Exercise aim:
Count the lines below that include the word "icon" and write that number alone.

Data for processing:
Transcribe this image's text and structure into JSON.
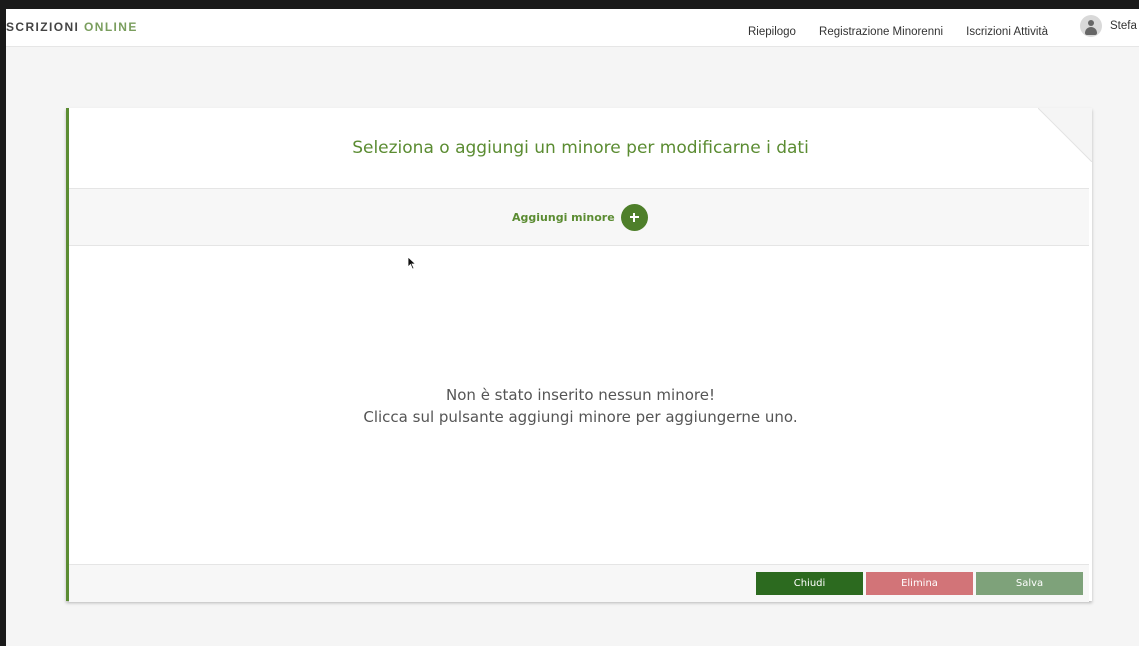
{
  "app": {
    "brand_part1": "SCRIZIONI ",
    "brand_part2": "ONLINE",
    "brand_accent_color": "#7a9e5e"
  },
  "nav": {
    "items": [
      {
        "label": "Riepilogo"
      },
      {
        "label": "Registrazione Minorenni"
      },
      {
        "label": "Iscrizioni Attività"
      }
    ],
    "user_name": "Stefa",
    "avatar_icon": "user-avatar-icon"
  },
  "card": {
    "title": "Seleziona o aggiungi un minore per modificarne i dati",
    "add_label": "Aggiungi minore",
    "add_icon": "plus-circle-icon",
    "empty_line1": "Non è stato inserito nessun minore!",
    "empty_line2": "Clicca sul pulsante aggiungi minore per aggiungerne uno.",
    "accent_color": "#5b8c32"
  },
  "footer": {
    "close_label": "Chiudi",
    "delete_label": "Elimina",
    "save_label": "Salva",
    "colors": {
      "close": "#2c6a1f",
      "delete": "#d27478",
      "save": "#7ea27a"
    }
  }
}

Right answer:
2